Find the string "Prefeitura" in the data, then copy every line where it is found.

### SOURCE DATA

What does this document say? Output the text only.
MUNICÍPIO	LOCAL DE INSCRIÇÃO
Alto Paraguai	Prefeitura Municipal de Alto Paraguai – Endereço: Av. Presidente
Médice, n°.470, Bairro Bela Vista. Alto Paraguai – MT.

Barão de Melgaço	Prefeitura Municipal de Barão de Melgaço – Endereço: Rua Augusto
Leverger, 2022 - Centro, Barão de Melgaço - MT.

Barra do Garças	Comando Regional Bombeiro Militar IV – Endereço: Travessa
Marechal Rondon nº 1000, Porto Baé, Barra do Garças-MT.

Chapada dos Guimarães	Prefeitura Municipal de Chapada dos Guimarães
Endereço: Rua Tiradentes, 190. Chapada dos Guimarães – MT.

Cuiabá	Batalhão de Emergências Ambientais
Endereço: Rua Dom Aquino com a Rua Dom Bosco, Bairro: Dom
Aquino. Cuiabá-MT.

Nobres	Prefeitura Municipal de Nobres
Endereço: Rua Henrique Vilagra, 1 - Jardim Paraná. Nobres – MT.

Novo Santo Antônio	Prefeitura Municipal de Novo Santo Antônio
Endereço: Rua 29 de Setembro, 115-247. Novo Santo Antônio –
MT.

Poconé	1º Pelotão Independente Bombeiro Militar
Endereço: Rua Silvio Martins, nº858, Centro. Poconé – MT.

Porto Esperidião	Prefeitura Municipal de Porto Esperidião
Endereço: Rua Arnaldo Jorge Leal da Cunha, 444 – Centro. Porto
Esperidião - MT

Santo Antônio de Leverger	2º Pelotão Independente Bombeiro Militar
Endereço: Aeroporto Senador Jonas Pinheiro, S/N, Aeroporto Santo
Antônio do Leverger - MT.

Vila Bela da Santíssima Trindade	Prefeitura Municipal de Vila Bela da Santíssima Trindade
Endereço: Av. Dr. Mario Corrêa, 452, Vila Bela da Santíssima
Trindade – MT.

######

▸ **SOLUTION TO THE EXERCISE**
Alto Paraguai	Prefeitura Municipal de Alto Paraguai – Endereço: Av. Presidente
Barão de Melgaço	Prefeitura Municipal de Barão de Melgaço – Endereço: Rua Augusto
Chapada dos Guimarães	Prefeitura Municipal de Chapada dos Guimarães
Nobres	Prefeitura Municipal de Nobres
Novo Santo Antônio	Prefeitura Municipal de Novo Santo Antônio
Porto Esperidião	Prefeitura Municipal de Porto Esperidião
Vila Bela da Santíssima Trindade	Prefeitura Municipal de Vila Bela da Santíssima Trindade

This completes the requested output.